-- BEGIN RECORDS TO PROCESS --
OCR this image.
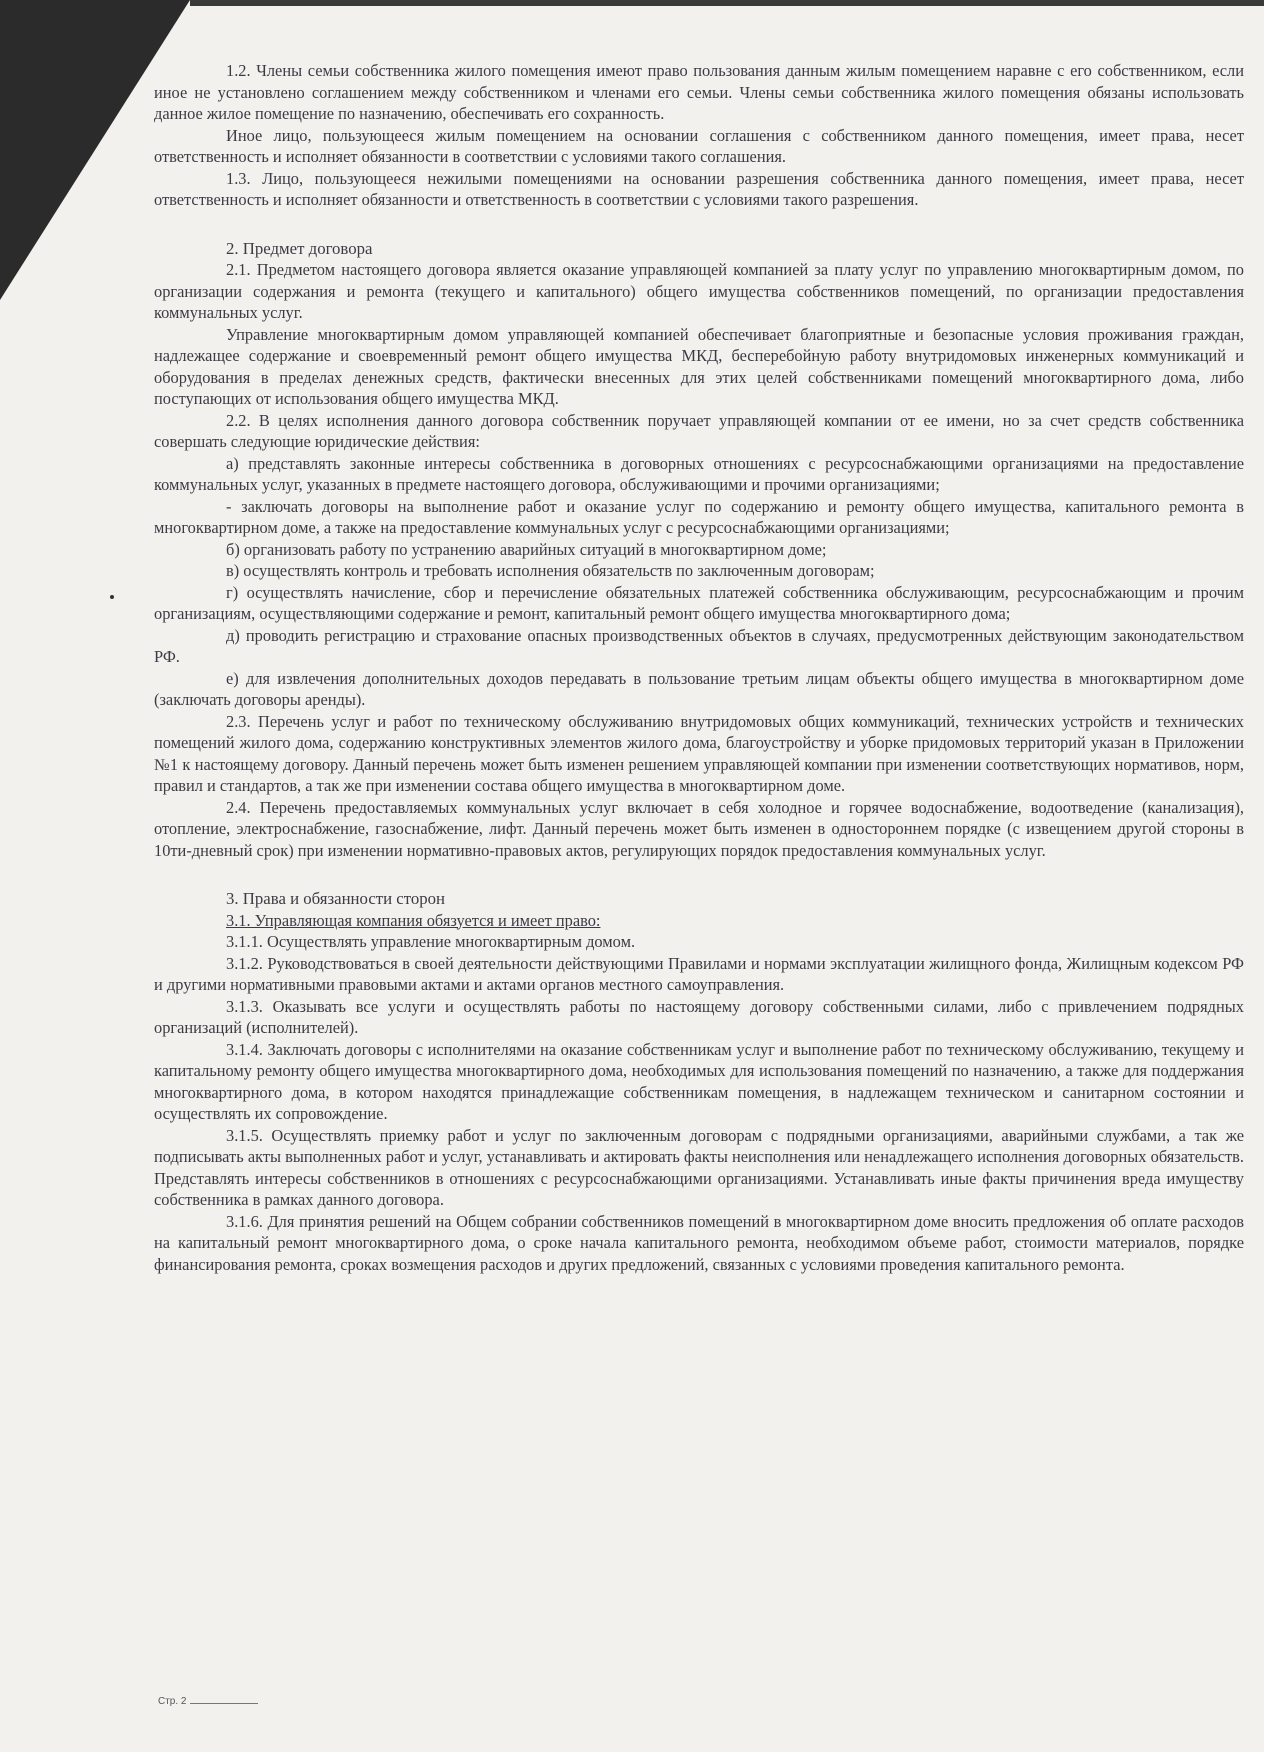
1.2. Члены семьи собственника жилого помещения имеют право пользования данным жилым помещением наравне с его собственником, если иное не установлено соглашением между собственником и членами его семьи. Члены семьи собственника жилого помещения обязаны использовать данное жилое помещение по назначению, обеспечивать его сохранность.

Иное лицо, пользующееся жилым помещением на основании соглашения с собственником данного помещения, имеет права, несет ответственность и исполняет обязанности в соответствии с условиями такого соглашения.

1.3. Лицо, пользующееся нежилыми помещениями на основании разрешения собственника данного помещения, имеет права, несет ответственность и исполняет обязанности и ответственность в соответствии с условиями такого разрешения.

2. Предмет договора

2.1. Предметом настоящего договора является оказание управляющей компанией за плату услуг по управлению многоквартирным домом, по организации содержания и ремонта (текущего и капитального) общего имущества собственников помещений, по организации предоставления коммунальных услуг.

Управление многоквартирным домом управляющей компанией обеспечивает благоприятные и безопасные условия проживания граждан, надлежащее содержание и своевременный ремонт общего имущества МКД, бесперебойную работу внутридомовых инженерных коммуникаций и оборудования в пределах денежных средств, фактически внесенных для этих целей собственниками помещений многоквартирного дома, либо поступающих от использования общего имущества МКД.

2.2. В целях исполнения данного договора собственник поручает управляющей компании от ее имени, но за счет средств собственника совершать следующие юридические действия:

а) представлять законные интересы собственника в договорных отношениях с ресурсоснабжающими организациями на предоставление коммунальных услуг, указанных в предмете настоящего договора, обслуживающими и прочими организациями;

- заключать договоры на выполнение работ и оказание услуг по содержанию и ремонту общего имущества, капитального ремонта в многоквартирном доме, а также на предоставление коммунальных услуг с ресурсоснабжающими организациями;

б) организовать работу по устранению аварийных ситуаций в многоквартирном доме;

в) осуществлять контроль и требовать исполнения обязательств по заключенным договорам;

г) осуществлять начисление, сбор и перечисление обязательных платежей собственника обслуживающим, ресурсоснабжающим и прочим организациям, осуществляющими содержание и ремонт, капитальный ремонт общего имущества многоквартирного дома;

д) проводить регистрацию и страхование опасных производственных объектов в случаях, предусмотренных действующим законодательством РФ.

е) для извлечения дополнительных доходов передавать в пользование третьим лицам объекты общего имущества в многоквартирном доме (заключать договоры аренды).

2.3. Перечень услуг и работ по техническому обслуживанию внутридомовых общих коммуникаций, технических устройств и технических помещений жилого дома, содержанию конструктивных элементов жилого дома, благоустройству и уборке придомовых территорий указан в Приложении №1 к настоящему договору. Данный перечень может быть изменен решением управляющей компании при изменении соответствующих нормативов, норм, правил и стандартов, а так же при изменении состава общего имущества в многоквартирном доме.

2.4. Перечень предоставляемых коммунальных услуг включает в себя холодное и горячее водоснабжение, водоотведение (канализация), отопление, электроснабжение, газоснабжение, лифт. Данный перечень может быть изменен в одностороннем порядке (с извещением другой стороны в 10ти-дневный срок) при изменении нормативно-правовых актов, регулирующих порядок предоставления коммунальных услуг.

3. Права и обязанности сторон

3.1. Управляющая компания обязуется и имеет право:

3.1.1. Осуществлять управление многоквартирным домом.

3.1.2. Руководствоваться в своей деятельности действующими Правилами и нормами эксплуатации жилищного фонда, Жилищным кодексом РФ и другими нормативными правовыми актами и актами органов местного самоуправления.

3.1.3. Оказывать все услуги и осуществлять работы по настоящему договору собственными силами, либо с привлечением подрядных организаций (исполнителей).

3.1.4. Заключать договоры с исполнителями на оказание собственникам услуг и выполнение работ по техническому обслуживанию, текущему и капитальному ремонту общего имущества многоквартирного дома, необходимых для использования помещений по назначению, а также для поддержания многоквартирного дома, в котором находятся принадлежащие собственникам помещения, в надлежащем техническом и санитарном состоянии и осуществлять их сопровождение.

3.1.5. Осуществлять приемку работ и услуг по заключенным договорам с подрядными организациями, аварийными службами, а так же подписывать акты выполненных работ и услуг, устанавливать и актировать факты неисполнения или ненадлежащего исполнения договорных обязательств. Представлять интересы собственников в отношениях с ресурсоснабжающими организациями. Устанавливать иные факты причинения вреда имуществу собственника в рамках данного договора.

3.1.6. Для принятия решений на Общем собрании собственников помещений в многоквартирном доме вносить предложения об оплате расходов на капитальный ремонт многоквартирного дома, о сроке начала капитального ремонта, необходимом объеме работ, стоимости материалов, порядке финансирования ремонта, сроках возмещения расходов и других предложений, связанных с условиями проведения капитального ремонта.

Стр. 2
-- END RECORDS TO PROCESS --
=== OBJECTIVE ===
Omitting all images, print the listing exactly.

=== THE RESULT ===
OCR this image.
1.2. Члены семьи собственника жилого помещения имеют право пользования данным жилым помещением наравне с его собственником, если иное не установлено соглашением между собственником и членами его семьи. Члены семьи собственника жилого помещения обязаны использовать данное жилое помещение по назначению, обеспечивать его сохранность.

Иное лицо, пользующееся жилым помещением на основании соглашения с собственником данного помещения, имеет права, несет ответственность и исполняет обязанности в соответствии с условиями такого соглашения.

1.3. Лицо, пользующееся нежилыми помещениями на основании разрешения собственника данного помещения, имеет права, несет ответственность и исполняет обязанности и ответственность в соответствии с условиями такого разрешения.

2. Предмет договора

2.1. Предметом настоящего договора является оказание управляющей компанией за плату услуг по управлению многоквартирным домом, по организации содержания и ремонта (текущего и капитального) общего имущества собственников помещений, по организации предоставления коммунальных услуг.

Управление многоквартирным домом управляющей компанией обеспечивает благоприятные и безопасные условия проживания граждан, надлежащее содержание и своевременный ремонт общего имущества МКД, бесперебойную работу внутридомовых инженерных коммуникаций и оборудования в пределах денежных средств, фактически внесенных для этих целей собственниками помещений многоквартирного дома, либо поступающих от использования общего имущества МКД.

2.2. В целях исполнения данного договора собственник поручает управляющей компании от ее имени, но за счет средств собственника совершать следующие юридические действия:

а) представлять законные интересы собственника в договорных отношениях с ресурсоснабжающими организациями на предоставление коммунальных услуг, указанных в предмете настоящего договора, обслуживающими и прочими организациями;

- заключать договоры на выполнение работ и оказание услуг по содержанию и ремонту общего имущества, капитального ремонта в многоквартирном доме, а также на предоставление коммунальных услуг с ресурсоснабжающими организациями;

б) организовать работу по устранению аварийных ситуаций в многоквартирном доме;

в) осуществлять контроль и требовать исполнения обязательств по заключенным договорам;

г) осуществлять начисление, сбор и перечисление обязательных платежей собственника обслуживающим, ресурсоснабжающим и прочим организациям, осуществляющими содержание и ремонт, капитальный ремонт общего имущества многоквартирного дома;

д) проводить регистрацию и страхование опасных производственных объектов в случаях, предусмотренных действующим законодательством РФ.

е) для извлечения дополнительных доходов передавать в пользование третьим лицам объекты общего имущества в многоквартирном доме (заключать договоры аренды).

2.3. Перечень услуг и работ по техническому обслуживанию внутридомовых общих коммуникаций, технических устройств и технических помещений жилого дома, содержанию конструктивных элементов жилого дома, благоустройству и уборке придомовых территорий указан в Приложении №1 к настоящему договору. Данный перечень может быть изменен решением управляющей компании при изменении соответствующих нормативов, норм, правил и стандартов, а так же при изменении состава общего имущества в многоквартирном доме.

2.4. Перечень предоставляемых коммунальных услуг включает в себя холодное и горячее водоснабжение, водоотведение (канализация), отопление, электроснабжение, газоснабжение, лифт. Данный перечень может быть изменен в одностороннем порядке (с извещением другой стороны в 10ти-дневный срок) при изменении нормативно-правовых актов, регулирующих порядок предоставления коммунальных услуг.

3. Права и обязанности сторон

3.1. Управляющая компания обязуется и имеет право:

3.1.1. Осуществлять управление многоквартирным домом.

3.1.2. Руководствоваться в своей деятельности действующими Правилами и нормами эксплуатации жилищного фонда, Жилищным кодексом РФ и другими нормативными правовыми актами и актами органов местного самоуправления.

3.1.3. Оказывать все услуги и осуществлять работы по настоящему договору собственными силами, либо с привлечением подрядных организаций (исполнителей).

3.1.4. Заключать договоры с исполнителями на оказание собственникам услуг и выполнение работ по техническому обслуживанию, текущему и капитальному ремонту общего имущества многоквартирного дома, необходимых для использования помещений по назначению, а также для поддержания многоквартирного дома, в котором находятся принадлежащие собственникам помещения, в надлежащем техническом и санитарном состоянии и осуществлять их сопровождение.

3.1.5. Осуществлять приемку работ и услуг по заключенным договорам с подрядными организациями, аварийными службами, а так же подписывать акты выполненных работ и услуг, устанавливать и актировать факты неисполнения или ненадлежащего исполнения договорных обязательств. Представлять интересы собственников в отношениях с ресурсоснабжающими организациями. Устанавливать иные факты причинения вреда имуществу собственника в рамках данного договора.

3.1.6. Для принятия решений на Общем собрании собственников помещений в многоквартирном доме вносить предложения об оплате расходов на капитальный ремонт многоквартирного дома, о сроке начала капитального ремонта, необходимом объеме работ, стоимости материалов, порядке финансирования ремонта, сроках возмещения расходов и других предложений, связанных с условиями проведения капитального ремонта.

Стр. 2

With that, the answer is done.